Task details: Locate the lines of the listing below that hold "como", then copy each of them.

-- Records to use start --

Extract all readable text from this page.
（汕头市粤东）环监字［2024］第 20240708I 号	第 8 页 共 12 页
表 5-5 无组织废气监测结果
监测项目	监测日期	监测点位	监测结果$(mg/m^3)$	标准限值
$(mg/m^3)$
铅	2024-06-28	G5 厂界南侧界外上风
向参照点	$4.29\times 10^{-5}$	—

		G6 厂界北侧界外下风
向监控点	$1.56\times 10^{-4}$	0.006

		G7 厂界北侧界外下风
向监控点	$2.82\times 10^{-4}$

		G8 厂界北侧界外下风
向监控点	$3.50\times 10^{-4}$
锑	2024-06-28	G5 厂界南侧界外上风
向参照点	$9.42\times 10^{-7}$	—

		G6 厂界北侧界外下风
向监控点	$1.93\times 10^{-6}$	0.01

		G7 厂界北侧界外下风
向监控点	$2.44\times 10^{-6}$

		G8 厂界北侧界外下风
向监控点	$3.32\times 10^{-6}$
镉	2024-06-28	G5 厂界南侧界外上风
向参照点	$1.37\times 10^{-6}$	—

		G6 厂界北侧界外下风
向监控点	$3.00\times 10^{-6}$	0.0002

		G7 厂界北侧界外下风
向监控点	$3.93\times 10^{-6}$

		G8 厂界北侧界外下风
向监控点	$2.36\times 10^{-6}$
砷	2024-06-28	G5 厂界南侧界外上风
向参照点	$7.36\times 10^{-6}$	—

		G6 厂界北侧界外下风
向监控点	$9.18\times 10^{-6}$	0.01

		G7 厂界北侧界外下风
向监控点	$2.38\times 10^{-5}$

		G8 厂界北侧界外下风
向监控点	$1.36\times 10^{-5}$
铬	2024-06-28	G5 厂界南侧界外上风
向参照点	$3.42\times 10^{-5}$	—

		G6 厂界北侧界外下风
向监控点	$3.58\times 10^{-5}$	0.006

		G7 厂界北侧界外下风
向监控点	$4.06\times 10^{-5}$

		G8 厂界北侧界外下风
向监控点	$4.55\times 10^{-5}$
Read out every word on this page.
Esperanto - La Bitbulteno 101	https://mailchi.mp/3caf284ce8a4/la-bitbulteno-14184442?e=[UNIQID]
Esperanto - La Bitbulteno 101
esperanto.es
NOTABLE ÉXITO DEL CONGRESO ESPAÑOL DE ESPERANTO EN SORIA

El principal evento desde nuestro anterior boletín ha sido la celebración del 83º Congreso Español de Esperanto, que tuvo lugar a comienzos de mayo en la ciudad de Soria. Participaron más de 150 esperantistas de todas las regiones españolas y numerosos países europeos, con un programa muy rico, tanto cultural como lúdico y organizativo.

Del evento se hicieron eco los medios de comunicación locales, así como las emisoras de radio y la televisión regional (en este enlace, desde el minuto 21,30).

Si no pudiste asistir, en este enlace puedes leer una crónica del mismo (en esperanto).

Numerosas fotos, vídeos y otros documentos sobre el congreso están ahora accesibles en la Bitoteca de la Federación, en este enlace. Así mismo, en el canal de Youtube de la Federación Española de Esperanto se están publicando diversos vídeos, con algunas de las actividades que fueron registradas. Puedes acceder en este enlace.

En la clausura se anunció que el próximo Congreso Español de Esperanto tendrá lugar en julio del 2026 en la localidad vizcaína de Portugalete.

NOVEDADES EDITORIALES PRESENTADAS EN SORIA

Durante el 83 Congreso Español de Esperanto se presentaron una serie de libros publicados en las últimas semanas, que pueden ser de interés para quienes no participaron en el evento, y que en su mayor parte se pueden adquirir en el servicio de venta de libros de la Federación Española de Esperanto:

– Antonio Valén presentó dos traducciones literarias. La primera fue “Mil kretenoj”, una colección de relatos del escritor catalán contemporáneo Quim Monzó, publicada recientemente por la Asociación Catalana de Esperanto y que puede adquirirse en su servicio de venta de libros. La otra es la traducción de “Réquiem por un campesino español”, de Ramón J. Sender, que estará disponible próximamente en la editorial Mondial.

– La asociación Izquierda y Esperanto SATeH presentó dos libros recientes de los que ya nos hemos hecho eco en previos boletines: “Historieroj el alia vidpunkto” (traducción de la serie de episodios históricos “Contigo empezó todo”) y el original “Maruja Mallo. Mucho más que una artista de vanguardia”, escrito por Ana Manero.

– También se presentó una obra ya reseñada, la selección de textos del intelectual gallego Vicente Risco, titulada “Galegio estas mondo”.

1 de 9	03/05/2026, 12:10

-- Records to use end --

Result below:
El principal evento desde nuestro anterior boletín ha sido la celebración del 83º Congreso Español de Esperanto, que tuvo lugar a comienzos de mayo en la ciudad de Soria. Participaron más de 150 esperantistas de todas las regiones españolas y numerosos países europeos, con un programa muy rico, tanto cultural como lúdico y organizativo.
Del evento se hicieron eco los medios de comunicación locales, así como las emisoras de radio y la televisión regional (en este enlace, desde el minuto 21,30).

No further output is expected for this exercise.